### What the exercise asks
Repeat the records below exactly, leaving out every picture.

### Data for this exercise
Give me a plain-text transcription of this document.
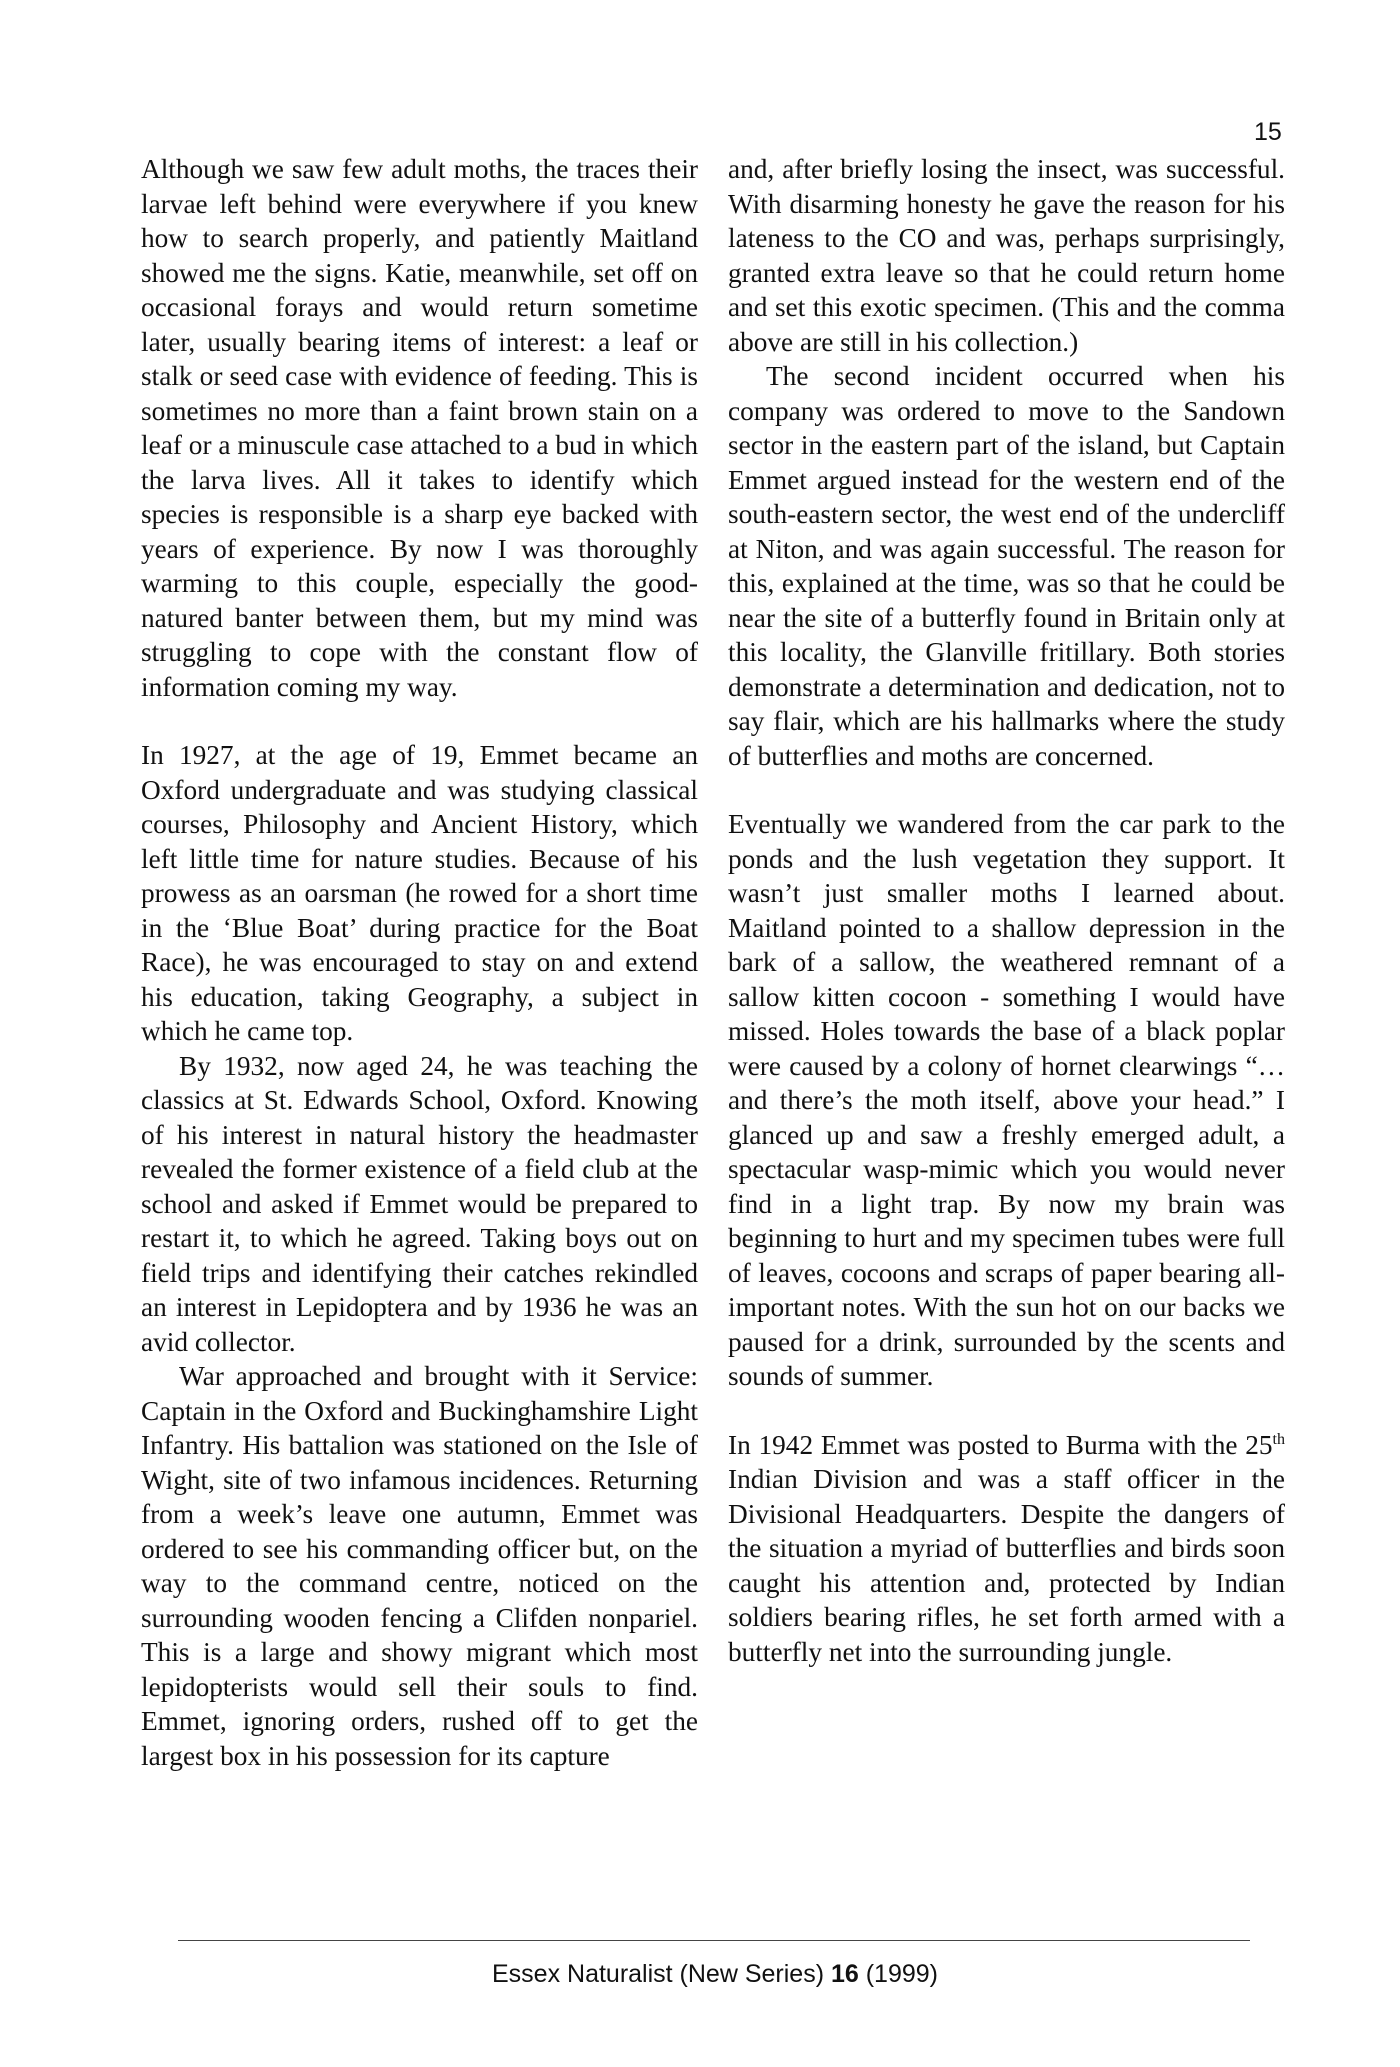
15

Although we saw few adult moths, the traces their larvae left behind were everywhere if you knew how to search properly, and patiently Maitland showed me the signs. Katie, meanwhile, set off on occasional forays and would return sometime later, usually bearing items of interest: a leaf or stalk or seed case with evidence of feeding. This is sometimes no more than a faint brown stain on a leaf or a minuscule case attached to a bud in which the larva lives. All it takes to identify which species is responsible is a sharp eye backed with years of experience. By now I was thoroughly warming to this couple, especially the good-natured banter between them, but my mind was struggling to cope with the constant flow of information coming my way.

In 1927, at the age of 19, Emmet became an Oxford undergraduate and was studying classical courses, Philosophy and Ancient History, which left little time for nature studies. Because of his prowess as an oarsman (he rowed for a short time in the ‘Blue Boat’ during practice for the Boat Race), he was encouraged to stay on and extend his education, taking Geography, a subject in which he came top.

By 1932, now aged 24, he was teaching the classics at St. Edwards School, Oxford. Knowing of his interest in natural history the headmaster revealed the former existence of a field club at the school and asked if Emmet would be prepared to restart it, to which he agreed. Taking boys out on field trips and identifying their catches rekindled an interest in Lepidoptera and by 1936 he was an avid collector.

War approached and brought with it Service: Captain in the Oxford and Buckinghamshire Light Infantry. His battalion was stationed on the Isle of Wight, site of two infamous incidences. Returning from a week’s leave one autumn, Emmet was ordered to see his commanding officer but, on the way to the command centre, noticed on the surrounding wooden fencing a Clifden nonpariel. This is a large and showy migrant which most lepidopterists would sell their souls to find. Emmet, ignoring orders, rushed off to get the largest box in his possession for its capture

and, after briefly losing the insect, was successful. With disarming honesty he gave the reason for his lateness to the CO and was, perhaps surprisingly, granted extra leave so that he could return home and set this exotic specimen. (This and the comma above are still in his collection.)

The second incident occurred when his company was ordered to move to the Sandown sector in the eastern part of the island, but Captain Emmet argued instead for the western end of the south-eastern sector, the west end of the undercliff at Niton, and was again successful. The reason for this, explained at the time, was so that he could be near the site of a butterfly found in Britain only at this locality, the Glanville fritillary. Both stories demonstrate a determination and dedication, not to say flair, which are his hallmarks where the study of butterflies and moths are concerned.

Eventually we wandered from the car park to the ponds and the lush vegetation they support. It wasn’t just smaller moths I learned about. Maitland pointed to a shallow depression in the bark of a sallow, the weathered remnant of a sallow kitten cocoon - something I would have missed. Holes towards the base of a black poplar were caused by a colony of hornet clearwings “…and there’s the moth itself, above your head.” I glanced up and saw a freshly emerged adult, a spectacular wasp-mimic which you would never find in a light trap. By now my brain was beginning to hurt and my specimen tubes were full of leaves, cocoons and scraps of paper bearing all-important notes. With the sun hot on our backs we paused for a drink, surrounded by the scents and sounds of summer.

In 1942 Emmet was posted to Burma with the 25th Indian Division and was a staff officer in the Divisional Headquarters. Despite the dangers of the situation a myriad of butterflies and birds soon caught his attention and, protected by Indian soldiers bearing rifles, he set forth armed with a butterfly net into the surrounding jungle.

Essex Naturalist (New Series) 16 (1999)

### Exercise result
Give me a plain-text transcription of this document.
15

Although we saw few adult moths, the traces their larvae left behind were everywhere if you knew how to search properly, and patiently Maitland showed me the signs. Katie, meanwhile, set off on occasional forays and would return sometime later, usually bearing items of interest: a leaf or stalk or seed case with evidence of feeding. This is sometimes no more than a faint brown stain on a leaf or a minuscule case attached to a bud in which the larva lives. All it takes to identify which species is responsible is a sharp eye backed with years of experience. By now I was thoroughly warming to this couple, especially the good-natured banter between them, but my mind was struggling to cope with the constant flow of information coming my way.

In 1927, at the age of 19, Emmet became an Oxford undergraduate and was studying classical courses, Philosophy and Ancient History, which left little time for nature studies. Because of his prowess as an oarsman (he rowed for a short time in the ‘Blue Boat’ during practice for the Boat Race), he was encouraged to stay on and extend his education, taking Geography, a subject in which he came top.

By 1932, now aged 24, he was teaching the classics at St. Edwards School, Oxford. Knowing of his interest in natural history the headmaster revealed the former existence of a field club at the school and asked if Emmet would be prepared to restart it, to which he agreed. Taking boys out on field trips and identifying their catches rekindled an interest in Lepidoptera and by 1936 he was an avid collector.

War approached and brought with it Service: Captain in the Oxford and Buckinghamshire Light Infantry. His battalion was stationed on the Isle of Wight, site of two infamous incidences. Returning from a week’s leave one autumn, Emmet was ordered to see his commanding officer but, on the way to the command centre, noticed on the surrounding wooden fencing a Clifden nonpariel. This is a large and showy migrant which most lepidopterists would sell their souls to find. Emmet, ignoring orders, rushed off to get the largest box in his possession for its capture

and, after briefly losing the insect, was successful. With disarming honesty he gave the reason for his lateness to the CO and was, perhaps surprisingly, granted extra leave so that he could return home and set this exotic specimen. (This and the comma above are still in his collection.)

The second incident occurred when his company was ordered to move to the Sandown sector in the eastern part of the island, but Captain Emmet argued instead for the western end of the south-eastern sector, the west end of the undercliff at Niton, and was again successful. The reason for this, explained at the time, was so that he could be near the site of a butterfly found in Britain only at this locality, the Glanville fritillary. Both stories demonstrate a determination and dedication, not to say flair, which are his hallmarks where the study of butterflies and moths are concerned.

Eventually we wandered from the car park to the ponds and the lush vegetation they support. It wasn’t just smaller moths I learned about. Maitland pointed to a shallow depression in the bark of a sallow, the weathered remnant of a sallow kitten cocoon - something I would have missed. Holes towards the base of a black poplar were caused by a colony of hornet clearwings “…and there’s the moth itself, above your head.” I glanced up and saw a freshly emerged adult, a spectacular wasp-mimic which you would never find in a light trap. By now my brain was beginning to hurt and my specimen tubes were full of leaves, cocoons and scraps of paper bearing all-important notes. With the sun hot on our backs we paused for a drink, surrounded by the scents and sounds of summer.

In 1942 Emmet was posted to Burma with the 25th Indian Division and was a staff officer in the Divisional Headquarters. Despite the dangers of the situation a myriad of butterflies and birds soon caught his attention and, protected by Indian soldiers bearing rifles, he set forth armed with a butterfly net into the surrounding jungle.

Essex Naturalist (New Series) 16 (1999)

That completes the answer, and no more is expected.